• _PROBLEM REQUIREMENTS_
Your reply should be one number: the count of lines holding the word "przyrodniczego".

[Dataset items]
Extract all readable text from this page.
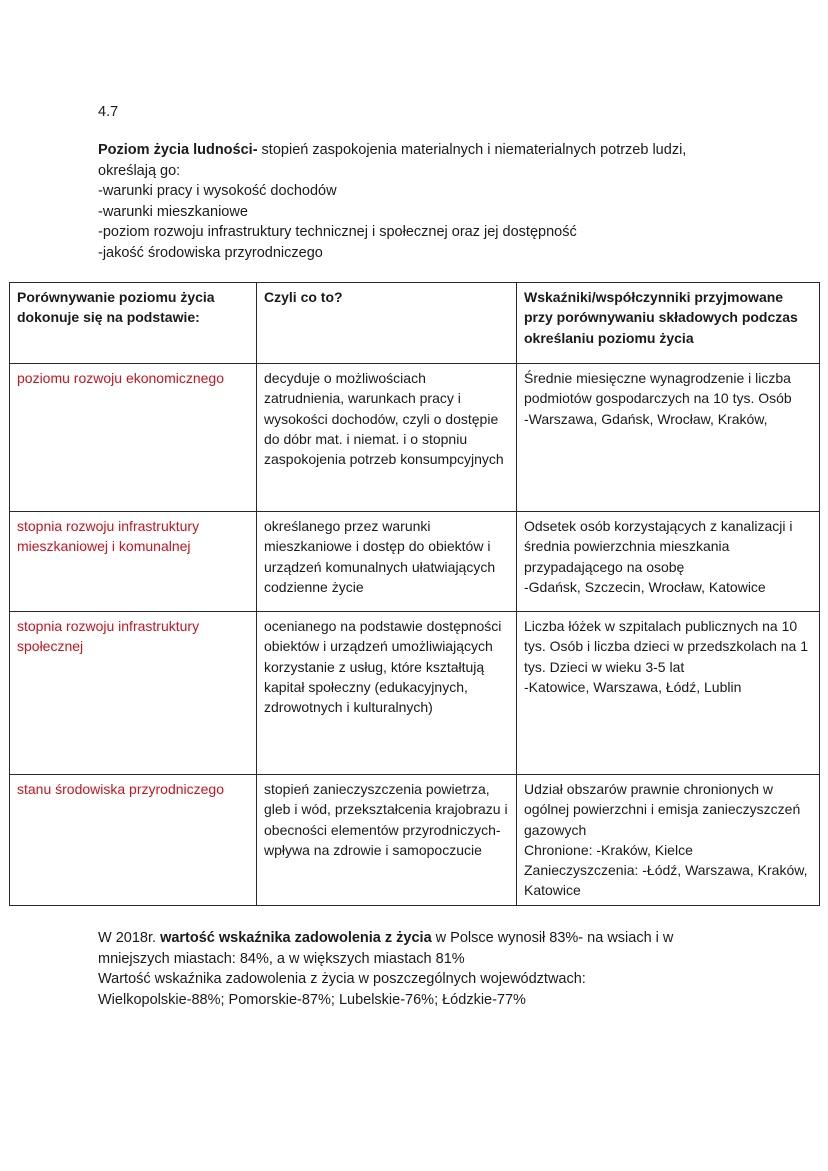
4.7
Poziom życia ludności- stopień zaspokojenia materialnych i niematerialnych potrzeb ludzi,
określają go:
-warunki pracy i wysokość dochodów
-warunki mieszkaniowe
-poziom rozwoju infrastruktury technicznej i społecznej oraz jej dostępność
-jakość środowiska przyrodniczego
Porównywanie poziomu życia dokonuje się na podstawie:	Czyli co to?	Wskaźniki/współczynniki przyjmowane przy porównywaniu składowych podczas określaniu poziomu życia
poziomu rozwoju ekonomicznego	decyduje o możliwościach zatrudnienia, warunkach pracy i wysokości dochodów, czyli o dostępie do dóbr mat. i niemat. i o stopniu zaspokojenia potrzeb konsumpcyjnych	Średnie miesięczne wynagrodzenie i liczba podmiotów gospodarczych na 10 tys. Osób
-Warszawa, Gdańsk, Wrocław, Kraków,

stopnia rozwoju infrastruktury mieszkaniowej i komunalnej	określanego przez warunki mieszkaniowe i dostęp do obiektów i urządzeń komunalnych ułatwiających codzienne życie	Odsetek osób korzystających z kanalizacji i średnia powierzchnia mieszkania przypadającego na osobę
-Gdańsk, Szczecin, Wrocław, Katowice

stopnia rozwoju infrastruktury społecznej	ocenianego na podstawie dostępności obiektów i urządzeń umożliwiających korzystanie z usług, które kształtują kapitał społeczny (edukacyjnych, zdrowotnych i kulturalnych)	Liczba łóżek w szpitalach publicznych na 10 tys. Osób i liczba dzieci w przedszkolach na 1 tys. Dzieci w wieku 3-5 lat
-Katowice, Warszawa, Łódź, Lublin

stanu środowiska przyrodniczego	stopień zanieczyszczenia powietrza, gleb i wód, przekształcenia krajobrazu i obecności elementów przyrodniczych-wpływa na zdrowie i samopoczucie	Udział obszarów prawnie chronionych w ogólnej powierzchni i emisja zanieczyszczeń gazowych
Chronione: -Kraków, Kielce
Zanieczyszczenia: -Łódź, Warszawa, Kraków, Katowice
W 2018r. wartość wskaźnika zadowolenia z życia w Polsce wynosił 83%- na wsiach i w
mniejszych miastach: 84%, a w większych miastach 81%
Wartość wskaźnika zadowolenia z życia w poszczególnych województwach:
Wielkopolskie-88%; Pomorskie-87%; Lubelskie-76%; Łódzkie-77%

• _RESPONSE TO THIS TASK_
2